Requirement: Gather every line that includes the word "undersigned", please.

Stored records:
----
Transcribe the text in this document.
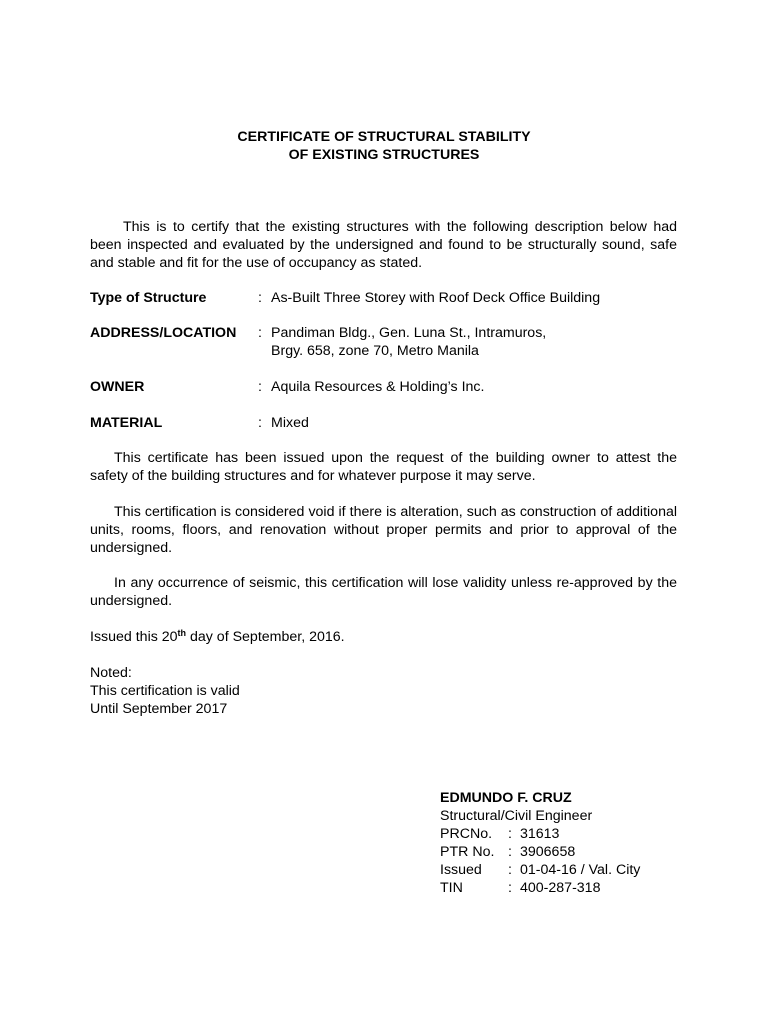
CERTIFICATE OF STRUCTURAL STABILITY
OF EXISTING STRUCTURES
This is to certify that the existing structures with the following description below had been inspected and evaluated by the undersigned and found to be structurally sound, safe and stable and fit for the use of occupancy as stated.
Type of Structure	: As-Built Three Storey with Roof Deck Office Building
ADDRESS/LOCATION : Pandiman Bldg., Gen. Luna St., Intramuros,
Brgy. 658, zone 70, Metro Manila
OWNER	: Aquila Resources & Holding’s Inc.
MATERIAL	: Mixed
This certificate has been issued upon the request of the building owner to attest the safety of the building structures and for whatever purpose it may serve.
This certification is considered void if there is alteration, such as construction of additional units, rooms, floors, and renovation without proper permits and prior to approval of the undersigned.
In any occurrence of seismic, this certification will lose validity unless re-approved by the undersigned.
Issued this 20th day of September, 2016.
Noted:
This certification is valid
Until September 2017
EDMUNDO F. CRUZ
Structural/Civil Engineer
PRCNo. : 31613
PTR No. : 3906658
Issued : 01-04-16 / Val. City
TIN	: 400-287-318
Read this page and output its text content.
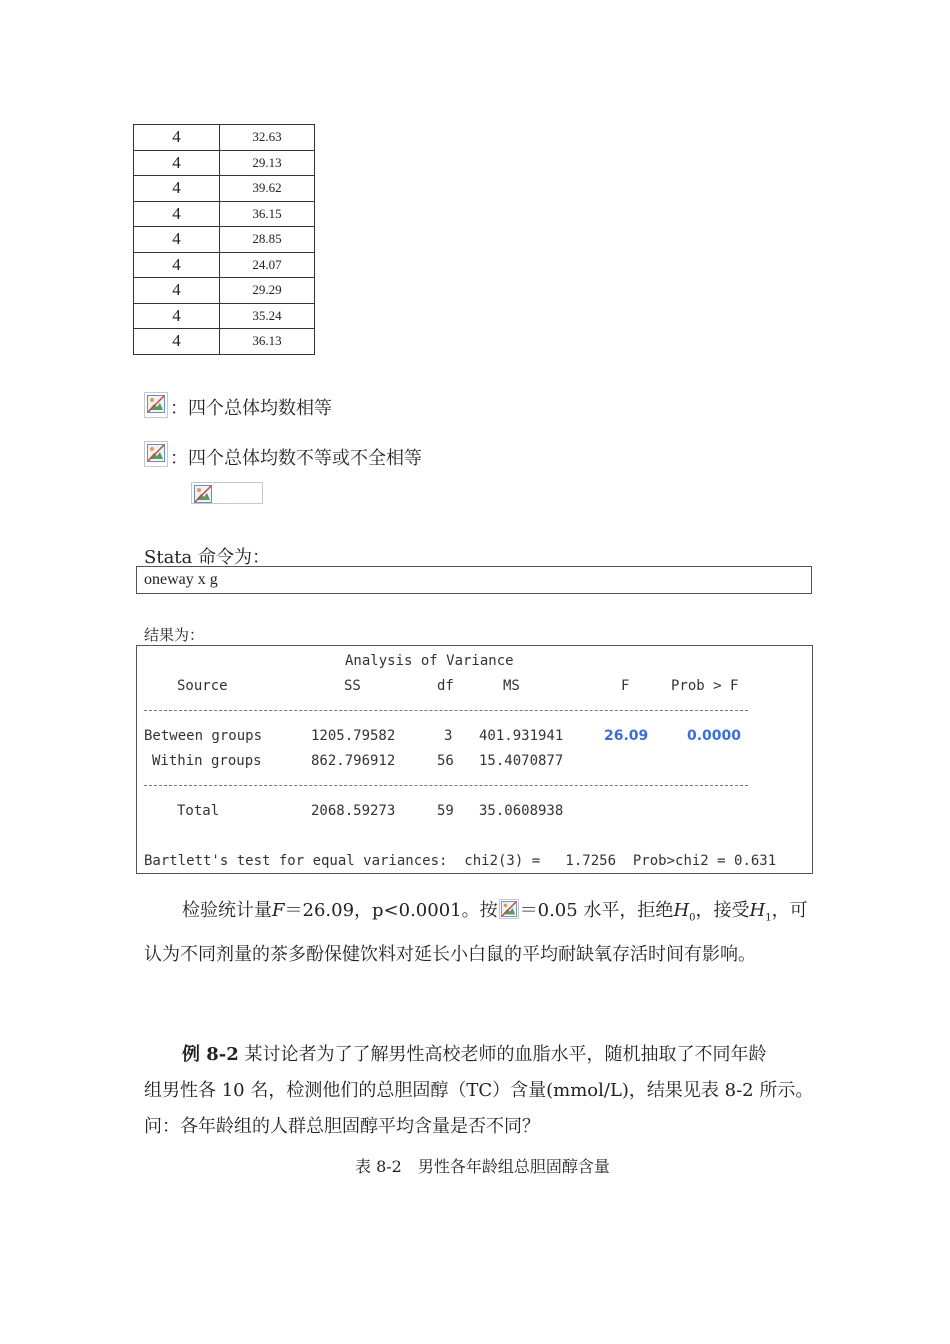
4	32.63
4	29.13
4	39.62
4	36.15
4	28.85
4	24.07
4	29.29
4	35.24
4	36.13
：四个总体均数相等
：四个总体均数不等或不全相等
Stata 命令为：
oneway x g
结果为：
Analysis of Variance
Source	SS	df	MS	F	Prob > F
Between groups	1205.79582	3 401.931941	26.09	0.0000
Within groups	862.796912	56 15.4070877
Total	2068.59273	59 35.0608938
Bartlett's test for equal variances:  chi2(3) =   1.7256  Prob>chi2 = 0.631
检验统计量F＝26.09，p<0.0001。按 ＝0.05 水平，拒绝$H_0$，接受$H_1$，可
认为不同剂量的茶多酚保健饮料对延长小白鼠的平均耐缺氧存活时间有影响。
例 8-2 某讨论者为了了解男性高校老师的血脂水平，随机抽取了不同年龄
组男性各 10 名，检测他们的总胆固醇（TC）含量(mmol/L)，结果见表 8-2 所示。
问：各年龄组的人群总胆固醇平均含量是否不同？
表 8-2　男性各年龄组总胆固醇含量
----
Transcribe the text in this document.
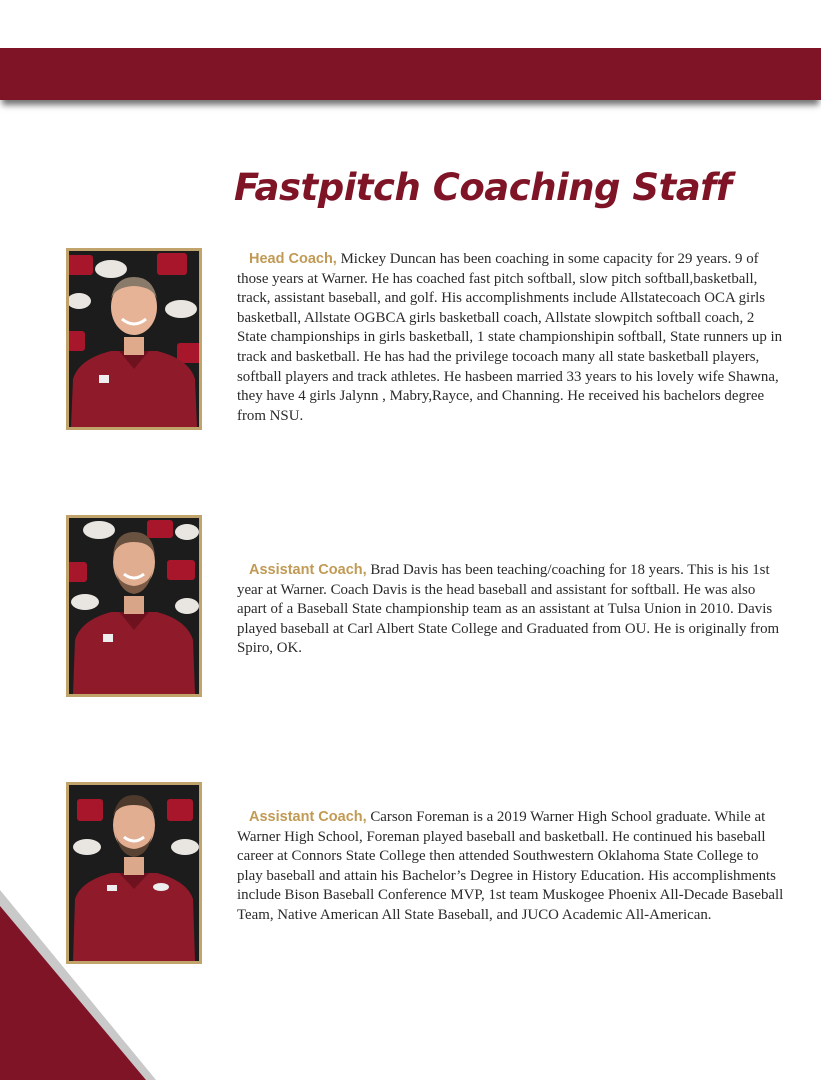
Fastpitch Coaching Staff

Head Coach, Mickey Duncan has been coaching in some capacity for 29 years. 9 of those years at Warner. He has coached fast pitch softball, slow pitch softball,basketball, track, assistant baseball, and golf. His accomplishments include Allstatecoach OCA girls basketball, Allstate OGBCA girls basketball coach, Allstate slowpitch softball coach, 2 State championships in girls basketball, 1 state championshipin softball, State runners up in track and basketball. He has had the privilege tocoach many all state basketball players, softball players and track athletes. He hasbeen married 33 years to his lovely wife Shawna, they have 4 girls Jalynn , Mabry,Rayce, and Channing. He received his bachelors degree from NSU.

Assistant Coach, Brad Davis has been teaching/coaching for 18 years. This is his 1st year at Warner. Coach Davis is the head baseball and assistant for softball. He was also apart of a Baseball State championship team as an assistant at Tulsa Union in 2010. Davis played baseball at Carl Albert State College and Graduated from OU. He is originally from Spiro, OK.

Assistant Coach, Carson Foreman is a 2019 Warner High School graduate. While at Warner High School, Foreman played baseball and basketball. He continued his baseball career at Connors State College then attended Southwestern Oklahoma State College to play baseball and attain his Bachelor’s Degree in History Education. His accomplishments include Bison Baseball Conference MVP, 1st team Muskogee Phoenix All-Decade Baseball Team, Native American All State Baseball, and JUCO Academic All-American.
----
Output of the task:
This is to certify that the existing structures with the following description below had been inspected and evaluated by the undersigned and found to be structurally sound, safe and stable and fit for the use of occupancy as stated.
This certification is considered void if there is alteration, such as construction of additional units, rooms, floors, and renovation without proper permits and prior to approval of the undersigned.
In any occurrence of seismic, this certification will lose validity unless re-approved by the undersigned.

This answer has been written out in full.